(Dataset extract Opens)

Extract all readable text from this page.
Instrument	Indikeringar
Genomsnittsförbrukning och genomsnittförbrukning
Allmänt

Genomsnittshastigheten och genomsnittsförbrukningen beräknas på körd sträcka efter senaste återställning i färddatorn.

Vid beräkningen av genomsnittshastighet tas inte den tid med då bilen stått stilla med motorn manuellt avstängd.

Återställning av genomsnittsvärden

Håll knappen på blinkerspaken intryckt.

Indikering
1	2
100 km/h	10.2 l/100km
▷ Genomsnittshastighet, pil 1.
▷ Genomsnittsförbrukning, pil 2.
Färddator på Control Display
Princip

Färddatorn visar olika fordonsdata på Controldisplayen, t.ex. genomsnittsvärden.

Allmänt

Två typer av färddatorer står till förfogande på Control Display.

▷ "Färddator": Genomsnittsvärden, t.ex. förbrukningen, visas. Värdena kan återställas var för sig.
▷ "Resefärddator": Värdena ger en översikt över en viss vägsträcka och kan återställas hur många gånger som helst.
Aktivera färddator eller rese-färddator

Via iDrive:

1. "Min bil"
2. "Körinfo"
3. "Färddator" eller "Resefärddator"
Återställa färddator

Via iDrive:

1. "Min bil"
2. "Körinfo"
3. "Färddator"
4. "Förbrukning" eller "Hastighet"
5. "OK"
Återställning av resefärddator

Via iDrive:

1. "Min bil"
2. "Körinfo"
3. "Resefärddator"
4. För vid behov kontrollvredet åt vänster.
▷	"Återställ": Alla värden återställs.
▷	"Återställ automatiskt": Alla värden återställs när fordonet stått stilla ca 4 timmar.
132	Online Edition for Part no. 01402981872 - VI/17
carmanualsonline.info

(Dataset extract Closes)

• Problem statement
Each entry needs to be given again exactly as it stands.

• Finished task
Extract all readable text from this page.
Instrument	Indikeringar
Genomsnittsförbrukning och genomsnittförbrukning
Allmänt

Genomsnittshastigheten och genomsnittsförbrukningen beräknas på körd sträcka efter senaste återställning i färddatorn.

Vid beräkningen av genomsnittshastighet tas inte den tid med då bilen stått stilla med motorn manuellt avstängd.

Återställning av genomsnittsvärden

Håll knappen på blinkerspaken intryckt.

Indikering
1	2
100 km/h	10.2 l/100km
▷ Genomsnittshastighet, pil 1.
▷ Genomsnittsförbrukning, pil 2.
Färddator på Control Display
Princip

Färddatorn visar olika fordonsdata på Controldisplayen, t.ex. genomsnittsvärden.

Allmänt

Två typer av färddatorer står till förfogande på Control Display.

▷ "Färddator": Genomsnittsvärden, t.ex. förbrukningen, visas. Värdena kan återställas var för sig.
▷ "Resefärddator": Värdena ger en översikt över en viss vägsträcka och kan återställas hur många gånger som helst.
Aktivera färddator eller rese-färddator

Via iDrive:

1. "Min bil"
2. "Körinfo"
3. "Färddator" eller "Resefärddator"
Återställa färddator

Via iDrive:

1. "Min bil"
2. "Körinfo"
3. "Färddator"
4. "Förbrukning" eller "Hastighet"
5. "OK"
Återställning av resefärddator

Via iDrive:

1. "Min bil"
2. "Körinfo"
3. "Resefärddator"
4. För vid behov kontrollvredet åt vänster.
▷	"Återställ": Alla värden återställs.
▷	"Återställ automatiskt": Alla värden återställs när fordonet stått stilla ca 4 timmar.
132	Online Edition for Part no. 01402981872 - VI/17
carmanualsonline.info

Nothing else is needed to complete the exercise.